Activity. Down to the last line, copy the records below without any change.

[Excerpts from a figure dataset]
━━━

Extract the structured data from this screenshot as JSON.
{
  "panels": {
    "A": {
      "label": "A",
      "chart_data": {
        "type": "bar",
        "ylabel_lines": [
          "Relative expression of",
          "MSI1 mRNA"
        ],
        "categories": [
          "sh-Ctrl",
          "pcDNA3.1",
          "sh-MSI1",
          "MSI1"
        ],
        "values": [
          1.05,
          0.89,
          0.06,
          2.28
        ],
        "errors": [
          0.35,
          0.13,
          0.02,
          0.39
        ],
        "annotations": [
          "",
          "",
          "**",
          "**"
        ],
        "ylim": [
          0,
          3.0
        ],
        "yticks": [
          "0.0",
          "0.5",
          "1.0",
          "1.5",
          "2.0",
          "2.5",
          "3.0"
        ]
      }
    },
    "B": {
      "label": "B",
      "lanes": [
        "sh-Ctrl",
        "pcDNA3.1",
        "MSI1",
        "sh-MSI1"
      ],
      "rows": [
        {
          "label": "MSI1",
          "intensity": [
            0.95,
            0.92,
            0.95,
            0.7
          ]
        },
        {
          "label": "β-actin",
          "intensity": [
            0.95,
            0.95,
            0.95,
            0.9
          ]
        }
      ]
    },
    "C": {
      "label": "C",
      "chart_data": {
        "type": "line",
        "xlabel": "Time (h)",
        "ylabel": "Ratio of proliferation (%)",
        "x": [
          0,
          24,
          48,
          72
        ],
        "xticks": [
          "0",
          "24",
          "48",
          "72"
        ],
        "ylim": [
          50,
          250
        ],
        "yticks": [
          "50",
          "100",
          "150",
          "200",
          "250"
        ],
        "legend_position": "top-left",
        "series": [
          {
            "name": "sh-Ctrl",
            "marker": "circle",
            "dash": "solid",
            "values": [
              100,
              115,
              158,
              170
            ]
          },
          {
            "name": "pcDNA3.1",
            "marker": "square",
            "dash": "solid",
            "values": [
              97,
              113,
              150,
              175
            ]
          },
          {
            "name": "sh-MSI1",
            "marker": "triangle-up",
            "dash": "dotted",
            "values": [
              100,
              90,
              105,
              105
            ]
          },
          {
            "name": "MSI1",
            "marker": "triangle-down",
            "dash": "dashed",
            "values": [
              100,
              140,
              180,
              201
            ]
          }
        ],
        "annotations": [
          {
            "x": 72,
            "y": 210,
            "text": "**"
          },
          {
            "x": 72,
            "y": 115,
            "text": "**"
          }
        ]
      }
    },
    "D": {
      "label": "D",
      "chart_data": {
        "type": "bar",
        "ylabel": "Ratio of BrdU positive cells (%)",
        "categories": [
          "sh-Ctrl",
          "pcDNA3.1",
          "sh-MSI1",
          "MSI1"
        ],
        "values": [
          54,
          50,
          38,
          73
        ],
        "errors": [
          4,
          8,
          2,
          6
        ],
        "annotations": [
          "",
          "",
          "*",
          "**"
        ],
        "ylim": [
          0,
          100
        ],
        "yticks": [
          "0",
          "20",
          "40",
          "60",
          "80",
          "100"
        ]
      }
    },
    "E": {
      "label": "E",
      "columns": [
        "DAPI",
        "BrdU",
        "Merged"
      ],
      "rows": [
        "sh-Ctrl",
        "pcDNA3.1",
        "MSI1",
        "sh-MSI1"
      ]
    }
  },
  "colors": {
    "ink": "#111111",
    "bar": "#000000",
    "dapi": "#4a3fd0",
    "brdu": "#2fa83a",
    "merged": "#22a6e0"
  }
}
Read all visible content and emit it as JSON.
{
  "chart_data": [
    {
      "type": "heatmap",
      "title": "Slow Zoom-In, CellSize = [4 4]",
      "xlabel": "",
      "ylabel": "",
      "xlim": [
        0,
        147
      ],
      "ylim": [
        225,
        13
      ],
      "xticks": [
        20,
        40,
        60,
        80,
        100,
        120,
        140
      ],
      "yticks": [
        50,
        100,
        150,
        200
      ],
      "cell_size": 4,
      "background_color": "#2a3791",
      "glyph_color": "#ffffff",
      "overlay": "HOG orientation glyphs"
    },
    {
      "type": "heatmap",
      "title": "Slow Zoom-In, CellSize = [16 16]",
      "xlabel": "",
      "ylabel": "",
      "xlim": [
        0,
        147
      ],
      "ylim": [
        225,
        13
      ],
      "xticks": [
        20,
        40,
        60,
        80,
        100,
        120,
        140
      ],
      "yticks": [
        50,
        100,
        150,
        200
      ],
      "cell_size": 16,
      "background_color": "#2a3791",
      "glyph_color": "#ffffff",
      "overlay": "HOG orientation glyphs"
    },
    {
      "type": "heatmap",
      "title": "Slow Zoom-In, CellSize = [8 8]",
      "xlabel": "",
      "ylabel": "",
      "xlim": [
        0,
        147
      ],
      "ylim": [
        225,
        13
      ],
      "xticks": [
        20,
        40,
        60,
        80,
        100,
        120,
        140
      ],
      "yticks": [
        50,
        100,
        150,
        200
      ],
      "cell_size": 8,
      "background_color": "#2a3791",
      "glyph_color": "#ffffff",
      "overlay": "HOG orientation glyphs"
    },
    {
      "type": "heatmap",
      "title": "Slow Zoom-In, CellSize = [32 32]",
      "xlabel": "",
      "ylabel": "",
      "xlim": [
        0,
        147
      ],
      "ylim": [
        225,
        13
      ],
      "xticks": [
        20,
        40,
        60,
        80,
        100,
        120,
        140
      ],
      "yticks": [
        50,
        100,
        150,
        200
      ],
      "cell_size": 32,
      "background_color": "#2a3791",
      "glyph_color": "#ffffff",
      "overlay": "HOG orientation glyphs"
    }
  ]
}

━━━

Answer to this problem.
Extract the structured data from this screenshot as JSON.
{
  "panels": {
    "A": {
      "label": "A",
      "chart_data": {
        "type": "bar",
        "ylabel_lines": [
          "Relative expression of",
          "MSI1 mRNA"
        ],
        "categories": [
          "sh-Ctrl",
          "pcDNA3.1",
          "sh-MSI1",
          "MSI1"
        ],
        "values": [
          1.05,
          0.89,
          0.06,
          2.28
        ],
        "errors": [
          0.35,
          0.13,
          0.02,
          0.39
        ],
        "annotations": [
          "",
          "",
          "**",
          "**"
        ],
        "ylim": [
          0,
          3.0
        ],
        "yticks": [
          "0.0",
          "0.5",
          "1.0",
          "1.5",
          "2.0",
          "2.5",
          "3.0"
        ]
      }
    },
    "B": {
      "label": "B",
      "lanes": [
        "sh-Ctrl",
        "pcDNA3.1",
        "MSI1",
        "sh-MSI1"
      ],
      "rows": [
        {
          "label": "MSI1",
          "intensity": [
            0.95,
            0.92,
            0.95,
            0.7
          ]
        },
        {
          "label": "β-actin",
          "intensity": [
            0.95,
            0.95,
            0.95,
            0.9
          ]
        }
      ]
    },
    "C": {
      "label": "C",
      "chart_data": {
        "type": "line",
        "xlabel": "Time (h)",
        "ylabel": "Ratio of proliferation (%)",
        "x": [
          0,
          24,
          48,
          72
        ],
        "xticks": [
          "0",
          "24",
          "48",
          "72"
        ],
        "ylim": [
          50,
          250
        ],
        "yticks": [
          "50",
          "100",
          "150",
          "200",
          "250"
        ],
        "legend_position": "top-left",
        "series": [
          {
            "name": "sh-Ctrl",
            "marker": "circle",
            "dash": "solid",
            "values": [
              100,
              115,
              158,
              170
            ]
          },
          {
            "name": "pcDNA3.1",
            "marker": "square",
            "dash": "solid",
            "values": [
              97,
              113,
              150,
              175
            ]
          },
          {
            "name": "sh-MSI1",
            "marker": "triangle-up",
            "dash": "dotted",
            "values": [
              100,
              90,
              105,
              105
            ]
          },
          {
            "name": "MSI1",
            "marker": "triangle-down",
            "dash": "dashed",
            "values": [
              100,
              140,
              180,
              201
            ]
          }
        ],
        "annotations": [
          {
            "x": 72,
            "y": 210,
            "text": "**"
          },
          {
            "x": 72,
            "y": 115,
            "text": "**"
          }
        ]
      }
    },
    "D": {
      "label": "D",
      "chart_data": {
        "type": "bar",
        "ylabel": "Ratio of BrdU positive cells (%)",
        "categories": [
          "sh-Ctrl",
          "pcDNA3.1",
          "sh-MSI1",
          "MSI1"
        ],
        "values": [
          54,
          50,
          38,
          73
        ],
        "errors": [
          4,
          8,
          2,
          6
        ],
        "annotations": [
          "",
          "",
          "*",
          "**"
        ],
        "ylim": [
          0,
          100
        ],
        "yticks": [
          "0",
          "20",
          "40",
          "60",
          "80",
          "100"
        ]
      }
    },
    "E": {
      "label": "E",
      "columns": [
        "DAPI",
        "BrdU",
        "Merged"
      ],
      "rows": [
        "sh-Ctrl",
        "pcDNA3.1",
        "MSI1",
        "sh-MSI1"
      ]
    }
  },
  "colors": {
    "ink": "#111111",
    "bar": "#000000",
    "dapi": "#4a3fd0",
    "brdu": "#2fa83a",
    "merged": "#22a6e0"
  }
}
Read all visible content and emit it as JSON.
{
  "chart_data": [
    {
      "type": "heatmap",
      "title": "Slow Zoom-In, CellSize = [4 4]",
      "xlabel": "",
      "ylabel": "",
      "xlim": [
        0,
        147
      ],
      "ylim": [
        225,
        13
      ],
      "xticks": [
        20,
        40,
        60,
        80,
        100,
        120,
        140
      ],
      "yticks": [
        50,
        100,
        150,
        200
      ],
      "cell_size": 4,
      "background_color": "#2a3791",
      "glyph_color": "#ffffff",
      "overlay": "HOG orientation glyphs"
    },
    {
      "type": "heatmap",
      "title": "Slow Zoom-In, CellSize = [16 16]",
      "xlabel": "",
      "ylabel": "",
      "xlim": [
        0,
        147
      ],
      "ylim": [
        225,
        13
      ],
      "xticks": [
        20,
        40,
        60,
        80,
        100,
        120,
        140
      ],
      "yticks": [
        50,
        100,
        150,
        200
      ],
      "cell_size": 16,
      "background_color": "#2a3791",
      "glyph_color": "#ffffff",
      "overlay": "HOG orientation glyphs"
    },
    {
      "type": "heatmap",
      "title": "Slow Zoom-In, CellSize = [8 8]",
      "xlabel": "",
      "ylabel": "",
      "xlim": [
        0,
        147
      ],
      "ylim": [
        225,
        13
      ],
      "xticks": [
        20,
        40,
        60,
        80,
        100,
        120,
        140
      ],
      "yticks": [
        50,
        100,
        150,
        200
      ],
      "cell_size": 8,
      "background_color": "#2a3791",
      "glyph_color": "#ffffff",
      "overlay": "HOG orientation glyphs"
    },
    {
      "type": "heatmap",
      "title": "Slow Zoom-In, CellSize = [32 32]",
      "xlabel": "",
      "ylabel": "",
      "xlim": [
        0,
        147
      ],
      "ylim": [
        225,
        13
      ],
      "xticks": [
        20,
        40,
        60,
        80,
        100,
        120,
        140
      ],
      "yticks": [
        50,
        100,
        150,
        200
      ],
      "cell_size": 32,
      "background_color": "#2a3791",
      "glyph_color": "#ffffff",
      "overlay": "HOG orientation glyphs"
    }
  ]
}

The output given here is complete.